**EXERCISE**.
Which lines in the material below contain the word "Tablero"? Copy each of them.
******************************
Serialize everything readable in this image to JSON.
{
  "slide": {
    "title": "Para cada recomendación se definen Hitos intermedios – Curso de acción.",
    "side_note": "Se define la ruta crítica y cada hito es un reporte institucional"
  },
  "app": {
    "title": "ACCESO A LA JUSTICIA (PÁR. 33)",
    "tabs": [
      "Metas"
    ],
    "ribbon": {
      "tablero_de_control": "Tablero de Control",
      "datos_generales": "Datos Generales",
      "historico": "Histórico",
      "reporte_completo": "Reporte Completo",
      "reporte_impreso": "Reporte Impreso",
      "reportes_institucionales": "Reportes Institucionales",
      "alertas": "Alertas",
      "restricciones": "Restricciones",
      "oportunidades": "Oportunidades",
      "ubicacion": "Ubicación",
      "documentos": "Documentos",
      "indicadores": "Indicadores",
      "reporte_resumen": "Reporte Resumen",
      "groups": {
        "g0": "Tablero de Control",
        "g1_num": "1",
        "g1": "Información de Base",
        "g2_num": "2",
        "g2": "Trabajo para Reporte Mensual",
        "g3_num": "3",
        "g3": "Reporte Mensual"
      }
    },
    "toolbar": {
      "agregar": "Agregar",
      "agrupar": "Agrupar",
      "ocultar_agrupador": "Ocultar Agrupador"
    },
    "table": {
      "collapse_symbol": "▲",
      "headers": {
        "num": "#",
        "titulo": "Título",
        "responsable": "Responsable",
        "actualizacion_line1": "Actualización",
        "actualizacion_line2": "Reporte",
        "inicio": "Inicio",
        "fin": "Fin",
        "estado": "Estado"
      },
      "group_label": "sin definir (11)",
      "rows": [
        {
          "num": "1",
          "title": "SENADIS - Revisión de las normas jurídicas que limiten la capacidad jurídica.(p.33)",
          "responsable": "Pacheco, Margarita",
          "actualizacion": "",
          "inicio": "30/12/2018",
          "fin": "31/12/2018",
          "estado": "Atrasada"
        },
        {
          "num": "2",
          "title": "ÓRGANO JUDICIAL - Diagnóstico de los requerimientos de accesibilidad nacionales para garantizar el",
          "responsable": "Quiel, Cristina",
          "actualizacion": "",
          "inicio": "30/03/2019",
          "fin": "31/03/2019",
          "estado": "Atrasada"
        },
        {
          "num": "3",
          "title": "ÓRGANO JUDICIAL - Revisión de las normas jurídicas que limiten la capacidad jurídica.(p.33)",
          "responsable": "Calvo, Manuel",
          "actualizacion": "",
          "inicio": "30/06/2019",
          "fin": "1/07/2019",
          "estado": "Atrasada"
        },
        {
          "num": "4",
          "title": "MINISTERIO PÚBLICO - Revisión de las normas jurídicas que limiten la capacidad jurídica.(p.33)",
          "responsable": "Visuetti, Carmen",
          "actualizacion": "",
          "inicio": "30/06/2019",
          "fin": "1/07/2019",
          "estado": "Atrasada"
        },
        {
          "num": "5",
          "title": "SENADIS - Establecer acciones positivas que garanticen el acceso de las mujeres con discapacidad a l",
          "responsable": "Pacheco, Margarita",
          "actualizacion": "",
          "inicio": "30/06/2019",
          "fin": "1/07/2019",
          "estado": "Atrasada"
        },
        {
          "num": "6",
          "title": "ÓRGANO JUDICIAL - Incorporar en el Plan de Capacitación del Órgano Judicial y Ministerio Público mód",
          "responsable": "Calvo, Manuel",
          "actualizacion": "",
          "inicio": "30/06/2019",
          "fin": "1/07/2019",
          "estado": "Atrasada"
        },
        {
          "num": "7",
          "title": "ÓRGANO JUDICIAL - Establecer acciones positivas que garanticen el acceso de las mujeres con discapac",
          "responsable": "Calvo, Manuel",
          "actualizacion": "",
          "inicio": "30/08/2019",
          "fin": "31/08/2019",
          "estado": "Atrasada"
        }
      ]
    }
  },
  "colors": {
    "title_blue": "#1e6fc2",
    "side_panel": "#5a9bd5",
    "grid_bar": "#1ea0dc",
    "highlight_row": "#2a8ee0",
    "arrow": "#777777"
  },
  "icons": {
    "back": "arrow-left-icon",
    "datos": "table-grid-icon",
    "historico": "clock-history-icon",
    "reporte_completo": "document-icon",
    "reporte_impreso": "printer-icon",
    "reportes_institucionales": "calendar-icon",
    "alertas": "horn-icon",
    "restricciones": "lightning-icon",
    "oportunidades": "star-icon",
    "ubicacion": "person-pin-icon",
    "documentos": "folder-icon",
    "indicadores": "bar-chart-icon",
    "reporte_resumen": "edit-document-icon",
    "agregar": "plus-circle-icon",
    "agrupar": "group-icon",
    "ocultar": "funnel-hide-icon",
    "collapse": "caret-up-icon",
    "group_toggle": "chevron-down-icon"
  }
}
******************************
**EXPECTED ANSWER**.
      "tablero_de_control": "Tablero de Control",
        "g0": "Tablero de Control",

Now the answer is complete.